## Task brief
Every line holding the word "一年后是" counts once. Give the total, nothing more.

## Data entries
········
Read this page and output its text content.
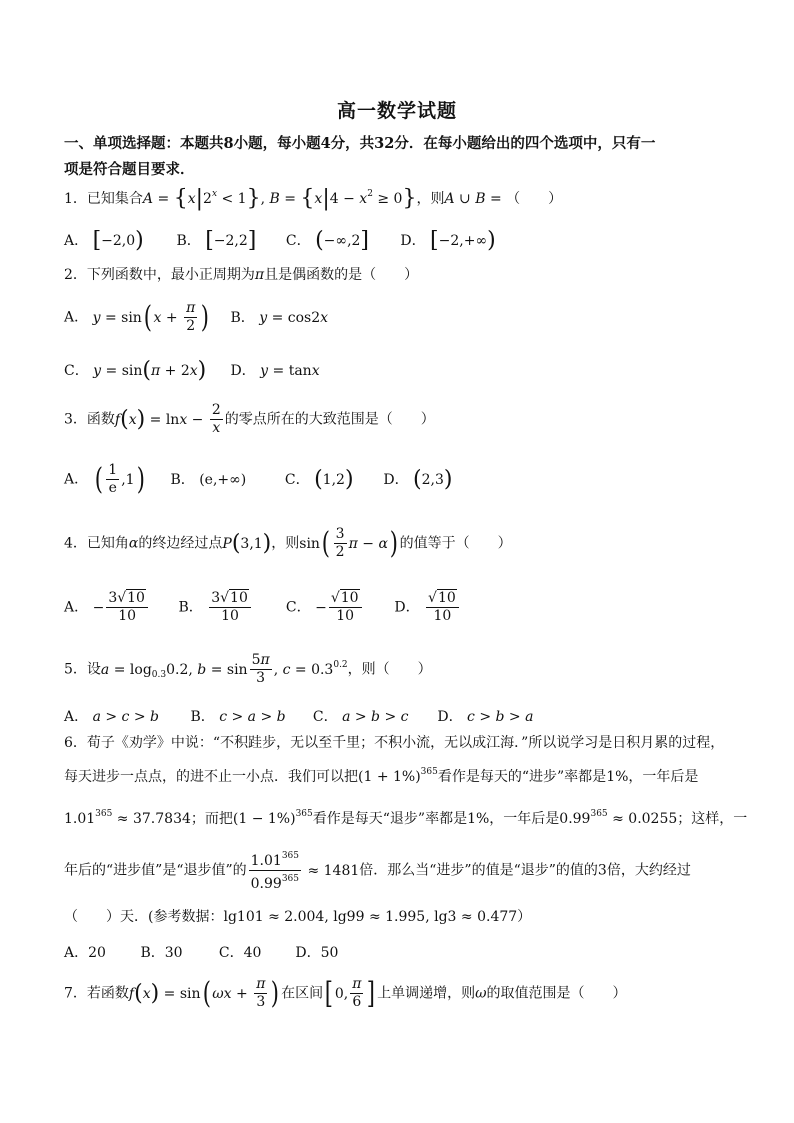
高一数学试题
一、单项选择题：本题共8小题，每小题4分，共32分．在每小题给出的四个选项中，只有一
项是符合题目要求．
1．已知集合$A = \{x|2^x < 1\}$, $B = \{x|4 - x^2 \ge 0\}$，则A ∪ B = （　　）
A． [−2,0) B． [−2,2] C． (−∞,2] D． [−2,+∞)
2．下列函数中，最小正周期为π且是偶函数的是（　　）
A． y = sin( $x + \frac{\pi}{2}$ ) B． y = cos2x
C． y = sin(π + 2x) D． y = tanx
3．函数$f(x) = \ln x - \frac{2}{x}$ 的零点所在的大致范围是（　　）
A． ( $\frac{1}{e} ,1$) B． (e,+∞)	C． (1,2) D． (2,3)
4．已知角α的终边经过点P(3,1)，则$\sin( \frac{3}{2}$ π − α) 的值等于（　　）
A． − $\frac{3√10}{10}$ B． $\frac{3√10}{10}$	C． − $\frac{√10}{10}$ D． $\frac{√10}{10}$
5．设$a = \log_{0.3}0.2$, $b = \sin \frac{5\pi}{3}$ , $c = 0.3^{0.2}$，则（　　）
A． a > c > b B． c > a > b C． a > b > c D． c > b > a
6．荀子《劝学》中说：“不积跬步，无以至千里；不积小流，无以成江海．”所以说学习是日积月累的过程，
每天进步一点点，的进不止一小点．我们可以把$(1 + 1\%)^{365}$看作是每天的“进步”率都是1%，一年后是
$1.01^{365} \approx 37.7834$；而把$(1 - 1\%)^{365}$看作是每天“退步”率都是1%，一年后是$0.99^{365} \approx 0.0255$；这样，一
年后的“进步值”是“退步值”的 $\frac{1.01^{365}}{0.99^{365}} \approx 1481$倍．那么当“进步”的值是“退步”的值的3倍，大约经过
（　　）天．(参考数据：lg101 ≈ 2.004, lg99 ≈ 1.995, lg3 ≈ 0.477）
A．20 B．30	C．40 D．50
7．若函数f(x) = sin( $\omega x + \frac{\pi}{3}$ ) 在区间[ 0, $\frac{\pi}{6}$ ] 上单调递增，则ω的取值范围是（　　）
········
## Solution to this exercise
2